[Collection entries]
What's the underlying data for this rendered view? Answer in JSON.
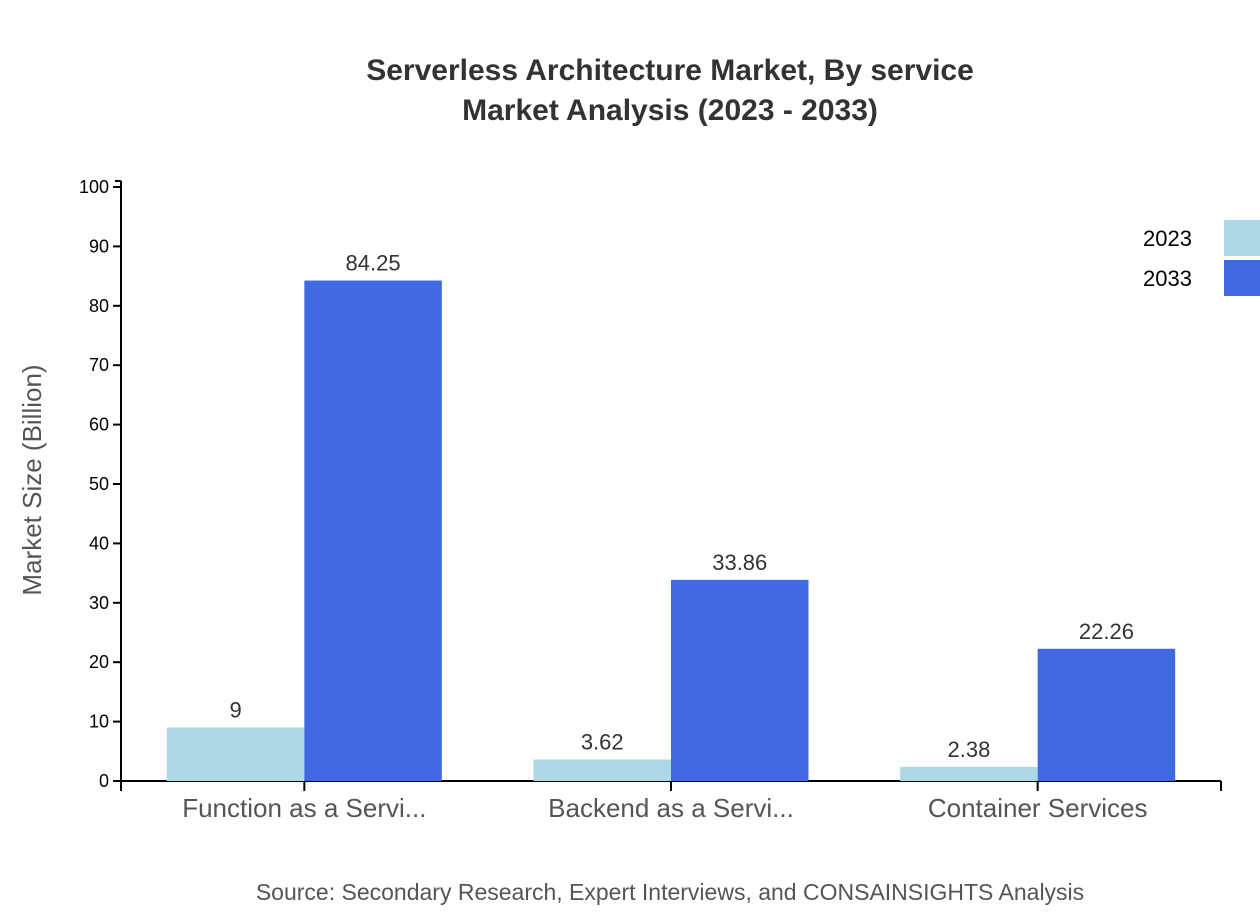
{
  "chart_data": {
    "type": "bar",
    "title": "Serverless Architecture Market, By service",
    "subtitle": "Market Analysis (2023 - 2033)",
    "xlabel": "",
    "ylabel": "Market Size (Billion)",
    "ylim": [
      0,
      100
    ],
    "yticks": [
      0,
      10,
      20,
      30,
      40,
      50,
      60,
      70,
      80,
      90,
      100
    ],
    "categories": [
      "Function as a Servi...",
      "Backend as a Servi...",
      "Container Services"
    ],
    "series": [
      {
        "name": "2023",
        "color": "#add8e6",
        "values": [
          9,
          3.62,
          2.38
        ],
        "labels": [
          "9",
          "3.62",
          "2.38"
        ]
      },
      {
        "name": "2033",
        "color": "#4169e1",
        "values": [
          84.25,
          33.86,
          22.26
        ],
        "labels": [
          "84.25",
          "33.86",
          "22.26"
        ]
      }
    ],
    "legend_position": "top-right",
    "grid": false,
    "source": "Source: Secondary Research, Expert Interviews, and CONSAINSIGHTS Analysis"
  }
}
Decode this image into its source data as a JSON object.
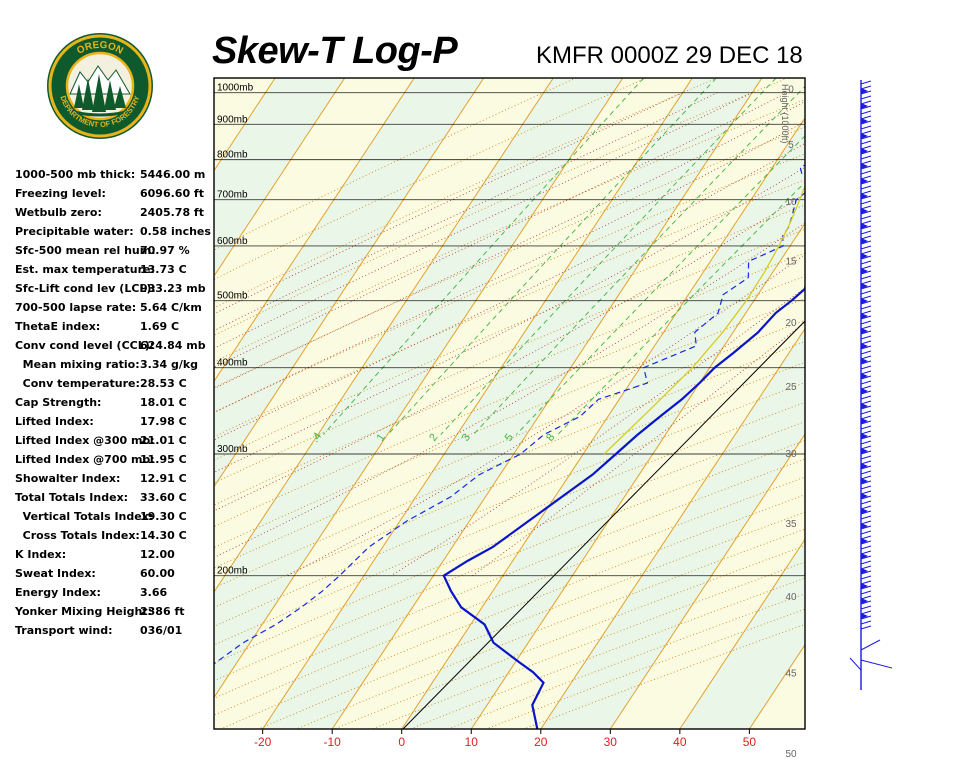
{
  "header": {
    "title": "Skew-T Log-P",
    "subtitle": "KMFR 0000Z 29 DEC 18"
  },
  "logo": {
    "top_text": "OREGON",
    "bottom_text": "DEPARTMENT OF FORESTRY"
  },
  "indices": [
    {
      "label": "1000-500 mb thick:",
      "value": "5446.00 m"
    },
    {
      "label": "Freezing level:",
      "value": "6096.60 ft"
    },
    {
      "label": "Wetbulb zero:",
      "value": "2405.78 ft"
    },
    {
      "label": "Precipitable water:",
      "value": "0.58 inches"
    },
    {
      "label": "Sfc-500 mean rel hum:",
      "value": "70.97 %"
    },
    {
      "label": "Est. max temperature:",
      "value": "13.73 C"
    },
    {
      "label": "Sfc-Lift cond lev (LCL):",
      "value": "933.23 mb"
    },
    {
      "label": "700-500 lapse rate:",
      "value": "5.64 C/km"
    },
    {
      "label": "ThetaE index:",
      "value": "1.69 C"
    },
    {
      "label": "Conv cond level (CCL):",
      "value": "624.84 mb"
    },
    {
      "label": "  Mean mixing ratio:",
      "value": "3.34 g/kg"
    },
    {
      "label": "  Conv temperature:",
      "value": "28.53 C"
    },
    {
      "label": "Cap Strength:",
      "value": "18.01 C"
    },
    {
      "label": "Lifted Index:",
      "value": "17.98 C"
    },
    {
      "label": "Lifted Index @300 mb:",
      "value": "21.01 C"
    },
    {
      "label": "Lifted Index @700 mb:",
      "value": "11.95 C"
    },
    {
      "label": "Showalter Index:",
      "value": "12.91 C"
    },
    {
      "label": "Total Totals Index:",
      "value": "33.60 C"
    },
    {
      "label": "  Vertical Totals Index:",
      "value": "19.30 C"
    },
    {
      "label": "  Cross Totals Index:",
      "value": "14.30 C"
    },
    {
      "label": "K Index:",
      "value": "12.00"
    },
    {
      "label": "Sweat Index:",
      "value": "60.00"
    },
    {
      "label": "Energy Index:",
      "value": "3.66"
    },
    {
      "label": "Yonker Mixing Height:",
      "value": "2386 ft"
    },
    {
      "label": "Transport wind:",
      "value": "036/01"
    }
  ],
  "chart_data": {
    "type": "line",
    "title": "Skew-T Log-P",
    "subtitle": "KMFR 0000Z 29 DEC 18",
    "x_axis": {
      "ticks": [
        -20,
        -10,
        0,
        10,
        20,
        30,
        40,
        50
      ],
      "range": [
        -27,
        58
      ],
      "unit": "C"
    },
    "pressure_levels": [
      1000,
      900,
      800,
      700,
      600,
      500,
      400,
      300,
      200
    ],
    "pressure_labels": [
      "1000mb",
      "900mb",
      "800mb",
      "700mb",
      "600mb",
      "500mb",
      "400mb",
      "300mb",
      "200mb"
    ],
    "pressure_range": [
      1050,
      120
    ],
    "height_axis": {
      "label": "Height (1000ft)",
      "ticks": [
        0,
        5,
        10,
        15,
        20,
        25,
        30,
        35,
        40,
        45,
        50
      ]
    },
    "mixing_ratio_labels": [
      ".4",
      "1",
      "2",
      "3",
      "5",
      "8"
    ],
    "colors": {
      "temperature": "#0a14c8",
      "dewpoint": "#1428e6",
      "parcel": "#d8cc20",
      "isotherm": "#e3a22c",
      "dry_adiabat": "#d08a20",
      "moist_adiabat": "#7a7a7a",
      "mixing_ratio": "#3cb43c",
      "isobar": "#000000",
      "barb": "#1a1ae6"
    },
    "series": [
      {
        "key": "temperature",
        "points": [
          [
            1030,
            9.5
          ],
          [
            1000,
            8.5
          ],
          [
            970,
            7.0
          ],
          [
            950,
            9.5
          ],
          [
            925,
            11.2
          ],
          [
            900,
            11.5
          ],
          [
            875,
            12.8
          ],
          [
            850,
            13.2
          ],
          [
            825,
            13.6
          ],
          [
            800,
            13.5
          ],
          [
            775,
            14.6
          ],
          [
            750,
            16.0
          ],
          [
            725,
            14.8
          ],
          [
            700,
            14.6
          ],
          [
            680,
            14.9
          ],
          [
            650,
            14.4
          ],
          [
            620,
            15.0
          ],
          [
            600,
            13.4
          ],
          [
            580,
            15.6
          ],
          [
            560,
            16.0
          ],
          [
            540,
            15.6
          ],
          [
            520,
            16.2
          ],
          [
            500,
            15.4
          ],
          [
            480,
            14.3
          ],
          [
            450,
            13.6
          ],
          [
            420,
            12.0
          ],
          [
            400,
            10.7
          ],
          [
            380,
            10.0
          ],
          [
            360,
            9.0
          ],
          [
            340,
            7.5
          ],
          [
            320,
            6.0
          ],
          [
            300,
            4.7
          ],
          [
            280,
            3.3
          ],
          [
            260,
            1.0
          ],
          [
            240,
            -1.5
          ],
          [
            220,
            -4.2
          ],
          [
            210,
            -6.5
          ],
          [
            200,
            -8.5
          ],
          [
            190,
            -6.0
          ],
          [
            180,
            -3.0
          ],
          [
            170,
            2.0
          ],
          [
            160,
            5.0
          ],
          [
            150,
            10.5
          ],
          [
            145,
            13.5
          ],
          [
            140,
            16.0
          ],
          [
            130,
            16.5
          ],
          [
            120,
            19.5
          ]
        ]
      },
      {
        "key": "dewpoint",
        "points": [
          [
            1030,
            7.0
          ],
          [
            1000,
            5.0
          ],
          [
            980,
            5.5
          ],
          [
            960,
            2.5
          ],
          [
            940,
            3.0
          ],
          [
            925,
            4.0
          ],
          [
            900,
            4.0
          ],
          [
            880,
            6.0
          ],
          [
            850,
            4.5
          ],
          [
            820,
            4.0
          ],
          [
            800,
            5.5
          ],
          [
            780,
            4.0
          ],
          [
            760,
            5.0
          ],
          [
            740,
            8.0
          ],
          [
            700,
            6.5
          ],
          [
            680,
            7.0
          ],
          [
            660,
            7.5
          ],
          [
            640,
            8.0
          ],
          [
            620,
            8.0
          ],
          [
            600,
            9.0
          ],
          [
            570,
            5.5
          ],
          [
            540,
            7.0
          ],
          [
            510,
            5.0
          ],
          [
            480,
            6.0
          ],
          [
            450,
            4.5
          ],
          [
            430,
            6.0
          ],
          [
            400,
            0.5
          ],
          [
            380,
            2.5
          ],
          [
            360,
            -3.0
          ],
          [
            340,
            -4.0
          ],
          [
            320,
            -7.5
          ],
          [
            300,
            -9.0
          ],
          [
            280,
            -13.0
          ],
          [
            260,
            -15.0
          ],
          [
            240,
            -19.0
          ],
          [
            220,
            -22.0
          ],
          [
            200,
            -23.5
          ],
          [
            190,
            -24.5
          ],
          [
            180,
            -26.0
          ],
          [
            170,
            -28.0
          ],
          [
            160,
            -31.0
          ],
          [
            150,
            -33.0
          ],
          [
            140,
            -35.0
          ],
          [
            130,
            -35.0
          ],
          [
            120,
            -34.0
          ]
        ]
      },
      {
        "key": "parcel",
        "points": [
          [
            1000,
            6.2
          ],
          [
            950,
            5.0
          ],
          [
            933,
            4.4
          ],
          [
            900,
            4.5
          ],
          [
            850,
            4.8
          ],
          [
            800,
            5.4
          ],
          [
            750,
            6.2
          ],
          [
            700,
            7.0
          ],
          [
            650,
            7.8
          ],
          [
            600,
            8.4
          ],
          [
            550,
            8.8
          ],
          [
            500,
            8.9
          ],
          [
            450,
            8.5
          ],
          [
            400,
            7.5
          ],
          [
            350,
            5.5
          ],
          [
            300,
            3.0
          ]
        ]
      }
    ]
  }
}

▸ **Challenge**
Count the lines in which the string "Lifted" appears, then report only that figure.

▸ **Solution for this problem**
3